GOAL
Show each line that has the string "date" in it.

[Stored items]
※ ※ ※

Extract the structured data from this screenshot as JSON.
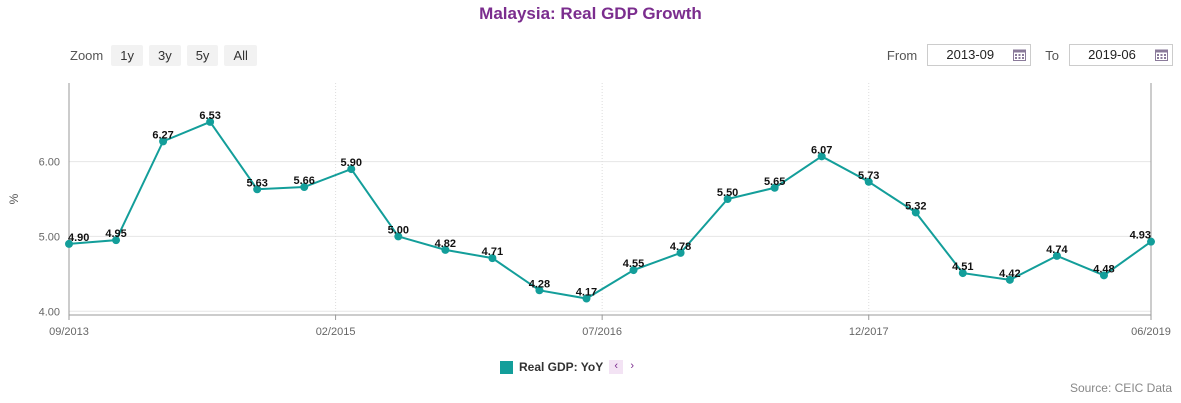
{
  "chart_data": {
    "type": "line",
    "title": "Malaysia: Real GDP Growth",
    "ylabel": "%",
    "x": [
      "2013-09",
      "2013-12",
      "2014-03",
      "2014-06",
      "2014-09",
      "2014-12",
      "2015-03",
      "2015-06",
      "2015-09",
      "2015-12",
      "2016-03",
      "2016-06",
      "2016-09",
      "2016-12",
      "2017-03",
      "2017-06",
      "2017-09",
      "2017-12",
      "2018-03",
      "2018-06",
      "2018-09",
      "2018-12",
      "2019-03",
      "2019-06"
    ],
    "series": [
      {
        "name": "Real GDP: YoY",
        "values": [
          4.9,
          4.95,
          6.27,
          6.53,
          5.63,
          5.66,
          5.9,
          5.0,
          4.82,
          4.71,
          4.28,
          4.17,
          4.55,
          4.78,
          5.5,
          5.65,
          6.07,
          5.73,
          5.32,
          4.51,
          4.42,
          4.74,
          4.48,
          4.93
        ]
      }
    ],
    "data_labels": [
      "4.90",
      "4.95",
      "6.27",
      "6.53",
      "5.63",
      "5.66",
      "5.90",
      "5.00",
      "4.82",
      "4.71",
      "4.28",
      "4.17",
      "4.55",
      "4.78",
      "5.50",
      "5.65",
      "6.07",
      "5.73",
      "5.32",
      "4.51",
      "4.42",
      "4.74",
      "4.48",
      "4.93"
    ],
    "yticks": [
      4.0,
      5.0,
      6.0
    ],
    "ytick_labels": [
      "4.00",
      "5.00",
      "6.00"
    ],
    "ylim": [
      3.95,
      7.05
    ],
    "xticks": [
      {
        "date": "2013-09",
        "label": "09/2013"
      },
      {
        "date": "2015-02",
        "label": "02/2015"
      },
      {
        "date": "2016-07",
        "label": "07/2016"
      },
      {
        "date": "2017-12",
        "label": "12/2017"
      },
      {
        "date": "2019-06",
        "label": "06/2019"
      }
    ],
    "line_color": "#139e9a",
    "grid": true,
    "legend_position": "bottom-center"
  },
  "zoom": {
    "label": "Zoom",
    "buttons": [
      "1y",
      "3y",
      "5y",
      "All"
    ]
  },
  "range": {
    "from_label": "From",
    "from_value": "2013-09",
    "to_label": "To",
    "to_value": "2019-06"
  },
  "legend": {
    "label": "Real GDP: YoY",
    "prev": "‹",
    "next": "›"
  },
  "source": "Source: CEIC Data",
  "colors": {
    "title": "#7b2d8e",
    "series": "#139e9a",
    "accent_bg": "#f3e3f4"
  }
}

※ ※ ※

REPLY TO THE TASK
        "date": "2013-09",
        "date": "2015-02",
        "date": "2016-07",
        "date": "2017-12",
        "date": "2019-06",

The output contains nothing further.